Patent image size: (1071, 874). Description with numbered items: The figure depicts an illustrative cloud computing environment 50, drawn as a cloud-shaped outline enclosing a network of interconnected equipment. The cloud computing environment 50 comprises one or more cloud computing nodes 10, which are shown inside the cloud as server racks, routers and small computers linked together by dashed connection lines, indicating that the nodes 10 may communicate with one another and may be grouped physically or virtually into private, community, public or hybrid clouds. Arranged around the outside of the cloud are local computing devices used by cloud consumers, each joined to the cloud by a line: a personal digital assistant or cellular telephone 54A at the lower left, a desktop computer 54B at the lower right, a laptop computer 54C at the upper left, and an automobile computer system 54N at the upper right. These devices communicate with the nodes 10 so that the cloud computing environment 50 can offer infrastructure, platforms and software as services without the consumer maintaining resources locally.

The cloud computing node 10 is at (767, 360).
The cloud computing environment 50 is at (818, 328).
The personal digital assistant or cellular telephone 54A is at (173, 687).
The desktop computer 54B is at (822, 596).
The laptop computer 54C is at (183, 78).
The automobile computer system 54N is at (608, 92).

Exercise brief
Copy out every line of the records above word for word, with no changes.

Result
Patent image size: (1071, 874). Description with numbered items: The figure depicts an illustrative cloud computing environment 50, drawn as a cloud-shaped outline enclosing a network of interconnected equipment. The cloud computing environment 50 comprises one or more cloud computing nodes 10, which are shown inside the cloud as server racks, routers and small computers linked together by dashed connection lines, indicating that the nodes 10 may communicate with one another and may be grouped physically or virtually into private, community, public or hybrid clouds. Arranged around the outside of the cloud are local computing devices used by cloud consumers, each joined to the cloud by a line: a personal digital assistant or cellular telephone 54A at the lower left, a desktop computer 54B at the lower right, a laptop computer 54C at the upper left, and an automobile computer system 54N at the upper right. These devices communicate with the nodes 10 so that the cloud computing environment 50 can offer infrastructure, platforms and software as services without the consumer maintaining resources locally.

The cloud computing node 10 is at (767, 360).
The cloud computing environment 50 is at (818, 328).
The personal digital assistant or cellular telephone 54A is at (173, 687).
The desktop computer 54B is at (822, 596).
The laptop computer 54C is at (183, 78).
The automobile computer system 54N is at (608, 92).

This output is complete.